In the data, extract each line that holds the string "中华人民共和国合伙企业法".

>> Begin

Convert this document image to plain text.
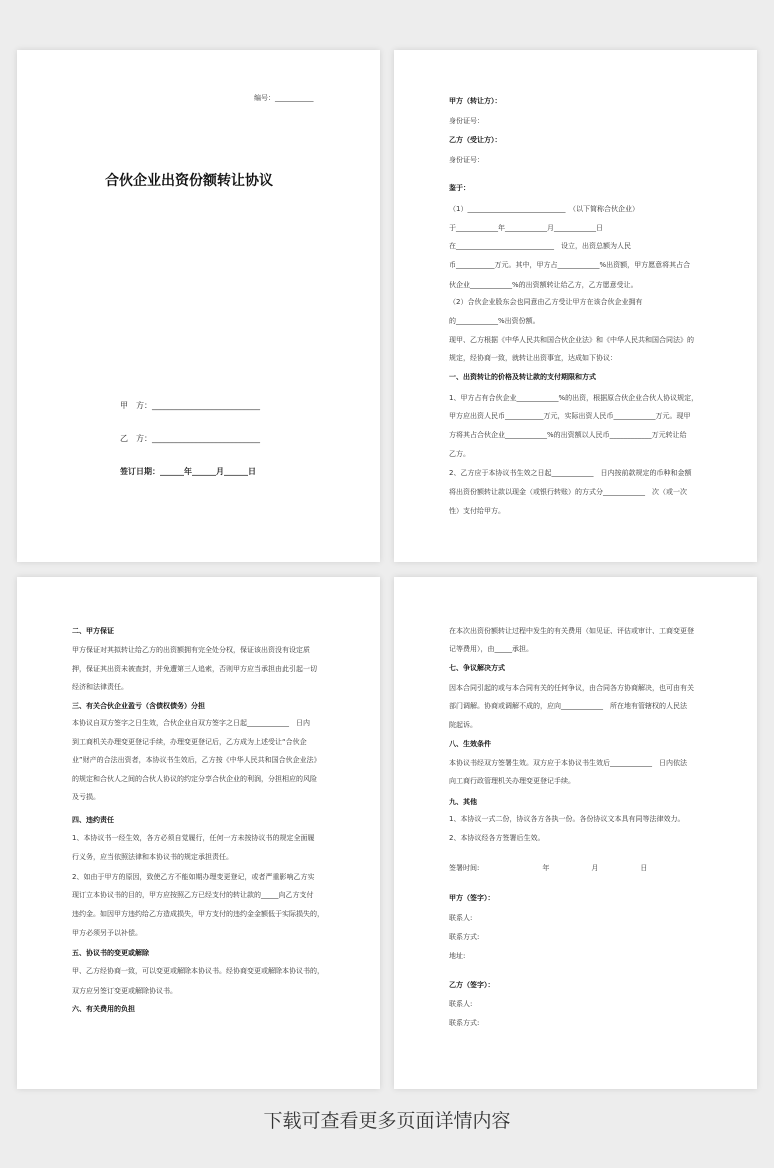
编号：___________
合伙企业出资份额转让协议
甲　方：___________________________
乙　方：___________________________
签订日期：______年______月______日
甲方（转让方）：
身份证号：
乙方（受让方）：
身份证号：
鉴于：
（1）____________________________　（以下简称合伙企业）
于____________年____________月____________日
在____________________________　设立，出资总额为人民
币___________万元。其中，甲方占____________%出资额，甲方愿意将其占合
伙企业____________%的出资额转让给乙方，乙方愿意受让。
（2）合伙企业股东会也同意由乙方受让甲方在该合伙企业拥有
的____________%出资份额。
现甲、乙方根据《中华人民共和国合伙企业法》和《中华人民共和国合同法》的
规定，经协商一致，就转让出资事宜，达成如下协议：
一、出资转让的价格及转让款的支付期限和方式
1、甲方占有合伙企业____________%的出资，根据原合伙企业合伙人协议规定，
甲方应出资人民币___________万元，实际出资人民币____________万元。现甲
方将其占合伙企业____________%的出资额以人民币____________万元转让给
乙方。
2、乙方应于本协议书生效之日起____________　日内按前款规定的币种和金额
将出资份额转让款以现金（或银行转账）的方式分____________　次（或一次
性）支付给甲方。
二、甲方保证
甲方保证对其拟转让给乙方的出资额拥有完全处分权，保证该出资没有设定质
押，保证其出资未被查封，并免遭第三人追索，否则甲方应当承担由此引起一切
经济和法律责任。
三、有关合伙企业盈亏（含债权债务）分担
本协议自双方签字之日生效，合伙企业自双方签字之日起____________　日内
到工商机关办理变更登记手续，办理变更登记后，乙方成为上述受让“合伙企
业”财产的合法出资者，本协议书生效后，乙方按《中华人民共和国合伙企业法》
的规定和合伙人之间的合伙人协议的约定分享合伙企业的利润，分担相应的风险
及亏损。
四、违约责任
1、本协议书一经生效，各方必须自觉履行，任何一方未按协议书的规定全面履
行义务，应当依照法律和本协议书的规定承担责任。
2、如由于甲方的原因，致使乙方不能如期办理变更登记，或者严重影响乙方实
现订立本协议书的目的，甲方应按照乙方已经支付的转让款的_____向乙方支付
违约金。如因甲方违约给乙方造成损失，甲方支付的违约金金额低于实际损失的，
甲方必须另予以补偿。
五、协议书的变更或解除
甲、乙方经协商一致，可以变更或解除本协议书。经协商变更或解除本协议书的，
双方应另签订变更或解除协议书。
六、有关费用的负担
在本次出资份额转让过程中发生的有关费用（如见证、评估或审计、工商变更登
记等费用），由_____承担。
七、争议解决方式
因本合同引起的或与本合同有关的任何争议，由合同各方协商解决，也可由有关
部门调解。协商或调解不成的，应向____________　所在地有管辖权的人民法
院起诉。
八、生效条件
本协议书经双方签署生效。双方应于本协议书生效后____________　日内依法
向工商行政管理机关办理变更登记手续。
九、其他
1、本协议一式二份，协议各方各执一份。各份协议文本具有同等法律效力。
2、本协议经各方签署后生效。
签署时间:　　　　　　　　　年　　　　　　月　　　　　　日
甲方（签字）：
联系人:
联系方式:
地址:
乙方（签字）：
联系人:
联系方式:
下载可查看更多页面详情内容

>> End

● Final answer:
现甲、乙方根据《中华人民共和国合伙企业法》和《中华人民共和国合同法》的
业”财产的合法出资者，本协议书生效后，乙方按《中华人民共和国合伙企业法》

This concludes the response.